La lealtad es una sustancia adhesiva propia de la conciencia colectiva —ese orden de pensamientos y estado de ánimo que nos envuelve a todos—, delgadita, transparente, como KolaLoca, que hace que la gente se quede pegada a las personas, animales, cosas y recuerdos, aunque ya no tenga nada que ver con ellos y casi ni existan pero que sin embargo no la deja desprenderse, y en conjunto, la sociedad se mantenga entera y no se deshaga aunque vaya cambiando y transformándose en otra distinta que no obstante sigue siendo igual a sí misma. La lealtad no es enmielada, como el amor, sino limpia al tacto, y lisita, y no se termina cuando termina el amor.
Tampoco es como la fidelidad, que se acaba, obviamente, cuando se acaba la relación (aunque a veces es al revés, que se acaba la relación porque se acabó la fidelidad). Pero la lealtad nunca. Ni como el deber, que finaliza cuando cesan las circunstancias, y entonces ya no se tiene ese deber. Pero la lealtad nunca, porque ésta no es ni compartida ni recíproca, sino que es como una cosa propia, ya que es como un deber o una fidelidad para con uno mismo, y uno mismo no se acaba. Cuando el cariño o la responsabilidad llegan a su fin, la lealtad sigue y sigue, toda vez que no es un acuerdo, ni un sentimiento, ni una promesa, sino algo más total, como si tuviera que ver con toda la sociedad y toda la historia.
Y digamos que ya no está de moda, que ya no se usa. Y eso se debe a que el habitante de la sociedad ya no es la gente, sino el dinero, y la gente es ahora un utensilio que el dinero emplea para vivir y multiplicarse; y a la gente, para que sirva, entonces hay que disgregarla, desbandarla, para que no se anden juntando y se les ocurra hacer cosas comunitarias ni hacer cosas en nombre de todos, porque así no sirven bien, de modo que hay que disolverles el pegamento de la lealtad que las une. Y la manera práctica de hacer esto es ir convirtiendo a la lealtad en un truco comercial, en bonos de lealtad, en puntos de lealtad, en programas de lealtad de Starbucks y Walmart con los clientes frecuentes para “premiar sus comportamientos de compra” y “crear lazos emocionales entre la marca y el cliente”, de manera que la lealtad sólo se use para agenciarse consumistas cautivos y para aprovechar ofertas, hasta que suene desencajado sentir lealtad si no hay dinero de por medio. Hasta que vaya dando vergüenza ser gente entre tanto dinero.

◆ Entradas de datos guardadas:
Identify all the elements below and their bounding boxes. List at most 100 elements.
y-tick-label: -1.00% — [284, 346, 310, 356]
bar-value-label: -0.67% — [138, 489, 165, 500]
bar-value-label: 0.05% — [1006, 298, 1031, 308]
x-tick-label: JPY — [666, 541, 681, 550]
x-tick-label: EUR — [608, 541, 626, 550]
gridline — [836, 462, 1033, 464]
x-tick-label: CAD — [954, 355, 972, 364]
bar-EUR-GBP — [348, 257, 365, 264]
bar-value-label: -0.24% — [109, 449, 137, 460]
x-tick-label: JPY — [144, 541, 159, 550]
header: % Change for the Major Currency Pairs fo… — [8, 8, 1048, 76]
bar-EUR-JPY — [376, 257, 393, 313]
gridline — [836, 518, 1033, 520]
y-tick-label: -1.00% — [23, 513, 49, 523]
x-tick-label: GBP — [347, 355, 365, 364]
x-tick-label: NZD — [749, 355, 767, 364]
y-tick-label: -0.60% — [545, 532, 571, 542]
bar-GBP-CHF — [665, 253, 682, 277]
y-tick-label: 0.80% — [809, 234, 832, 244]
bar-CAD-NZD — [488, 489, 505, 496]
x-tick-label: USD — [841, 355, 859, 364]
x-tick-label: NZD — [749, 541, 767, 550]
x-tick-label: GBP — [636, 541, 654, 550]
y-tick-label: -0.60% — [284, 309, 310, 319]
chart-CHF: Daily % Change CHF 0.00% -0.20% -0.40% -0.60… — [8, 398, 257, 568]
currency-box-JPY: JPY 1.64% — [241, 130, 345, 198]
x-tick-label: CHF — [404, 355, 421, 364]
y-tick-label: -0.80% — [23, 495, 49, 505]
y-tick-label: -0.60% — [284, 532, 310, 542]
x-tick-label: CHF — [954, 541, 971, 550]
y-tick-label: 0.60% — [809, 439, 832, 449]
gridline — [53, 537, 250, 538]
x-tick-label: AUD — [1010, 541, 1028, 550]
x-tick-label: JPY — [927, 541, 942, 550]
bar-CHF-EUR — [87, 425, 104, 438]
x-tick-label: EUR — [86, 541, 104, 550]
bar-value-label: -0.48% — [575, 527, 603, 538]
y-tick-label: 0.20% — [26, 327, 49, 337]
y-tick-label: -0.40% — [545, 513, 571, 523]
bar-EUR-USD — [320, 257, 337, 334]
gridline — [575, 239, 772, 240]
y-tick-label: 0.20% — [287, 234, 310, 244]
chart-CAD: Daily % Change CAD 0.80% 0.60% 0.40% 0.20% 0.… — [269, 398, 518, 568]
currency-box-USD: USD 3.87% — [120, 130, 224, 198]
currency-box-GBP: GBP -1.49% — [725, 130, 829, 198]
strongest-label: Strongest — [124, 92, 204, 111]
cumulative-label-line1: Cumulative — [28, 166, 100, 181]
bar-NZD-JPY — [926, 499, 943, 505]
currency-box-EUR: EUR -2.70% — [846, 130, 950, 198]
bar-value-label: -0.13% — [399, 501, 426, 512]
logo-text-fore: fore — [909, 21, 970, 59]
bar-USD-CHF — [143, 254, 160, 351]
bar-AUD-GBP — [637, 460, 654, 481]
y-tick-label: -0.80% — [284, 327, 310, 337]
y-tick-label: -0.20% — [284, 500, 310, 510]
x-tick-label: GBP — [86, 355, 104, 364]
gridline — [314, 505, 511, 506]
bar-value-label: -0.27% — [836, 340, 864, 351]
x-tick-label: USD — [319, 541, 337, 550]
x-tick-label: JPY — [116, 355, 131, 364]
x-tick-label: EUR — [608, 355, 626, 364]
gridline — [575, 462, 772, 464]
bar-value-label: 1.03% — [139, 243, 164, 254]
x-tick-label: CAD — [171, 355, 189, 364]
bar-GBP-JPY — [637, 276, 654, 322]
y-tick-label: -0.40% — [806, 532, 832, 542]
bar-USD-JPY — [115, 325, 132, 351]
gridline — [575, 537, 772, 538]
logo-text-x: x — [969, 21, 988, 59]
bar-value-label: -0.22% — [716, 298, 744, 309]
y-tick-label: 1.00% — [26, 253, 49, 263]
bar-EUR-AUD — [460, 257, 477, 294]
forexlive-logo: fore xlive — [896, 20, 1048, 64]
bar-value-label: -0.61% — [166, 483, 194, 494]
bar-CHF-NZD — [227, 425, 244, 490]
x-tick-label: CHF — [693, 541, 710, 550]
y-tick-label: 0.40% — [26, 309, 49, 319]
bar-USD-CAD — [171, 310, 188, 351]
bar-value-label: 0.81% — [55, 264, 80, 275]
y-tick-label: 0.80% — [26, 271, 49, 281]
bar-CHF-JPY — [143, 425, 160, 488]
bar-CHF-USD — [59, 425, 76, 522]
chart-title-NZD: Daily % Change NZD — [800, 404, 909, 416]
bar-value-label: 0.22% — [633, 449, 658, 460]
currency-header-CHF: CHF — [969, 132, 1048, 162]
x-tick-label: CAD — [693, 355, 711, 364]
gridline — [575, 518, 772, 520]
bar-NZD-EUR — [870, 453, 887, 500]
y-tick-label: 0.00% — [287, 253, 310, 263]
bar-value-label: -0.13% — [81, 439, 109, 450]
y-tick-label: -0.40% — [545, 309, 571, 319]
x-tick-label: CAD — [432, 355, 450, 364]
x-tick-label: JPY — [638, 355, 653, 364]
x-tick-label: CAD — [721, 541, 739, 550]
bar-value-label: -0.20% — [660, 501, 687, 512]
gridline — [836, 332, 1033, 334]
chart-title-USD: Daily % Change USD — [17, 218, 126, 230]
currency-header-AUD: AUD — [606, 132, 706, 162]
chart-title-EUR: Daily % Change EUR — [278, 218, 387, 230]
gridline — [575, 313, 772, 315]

◆ Orden de trabajo 1:
Extrae del texto sobre la lealtad, sin cambiar nada, todo lo que va desde "Tampoco es como" hasta "toda la historia.".
◆ Orden de trabajo 2:
Prolonga el texto sobre la lealtad a partir de su última oración.

◆ Resultado esperado 1:
Tampoco es como la fidelidad, que se acaba, obviamente, cuando se acaba la relación (aunque a veces es al revés, que se acaba la relación porque se acabó la fidelidad). Pero la lealtad nunca. Ni como el deber, que finaliza cuando cesan las circunstancias, y entonces ya no se tiene ese deber. Pero la lealtad nunca, porque ésta no es ni compartida ni recíproca, sino que es como una cosa propia, ya que es como un deber o una fidelidad para con uno mismo, y uno mismo no se acaba. Cuando el cariño o la responsabilidad llegan a su fin, la lealtad sigue y sigue, toda vez que no es un acuerdo, ni un sentimiento, ni una promesa, sino algo más total, como si tuviera que ver con toda la sociedad y toda la historia.

◆ Resultado esperado 2:
Y quizá exactamente por eso, porque falta, empieza a notarse que la lealtad era una sustancia esencial, precisamente por discreta y nada espectacular, ya que cada quien se la guardaba como cosa muy suya, muy personal, casi con timidez; y uno solamente se da cuenta de que tiene lealtad hacia tal o cual cosa cuando hay algo interior que le impide hablar mal de eso, y no porque se vaya a enterar, sino porque se siente como una traición a uno mismo, y uno se lastima a sí mismo cuando le falla a sus lealtades.
La gente tiene lealtad para con su familia, su suelo, su patrón, su empleado, su oficio, sus ilusiones, sus amigos e incluso sus enemigos (hay enemigos leales y amigos desleales), que pueden ser ya de antaño y a los cuales puede hoy odiar y buscar venganza y fregárselos pero, a pesar de todo eso, saber que hay lealtad para con ellos en el sentido de que uno no se olvida de que de todos modos les debe algo, que será para siempre impagable: lo que les debe es uno mismo, es decir, lo que hace que uno sea quien es; o dicho de otro modo, lealtad es el nombre de todas las cosas, prójimos, ideas que lo formaron a uno, y es como la raíz de sus orígenes, la materia de su persona, y entonces, por decirlo así, por una especie de orgullo o de instinto de supervivencia, se les debe lealtad a las cosas de las que está uno hecho. La lealtad es lo que hace que la gente sea gente (y no dinero).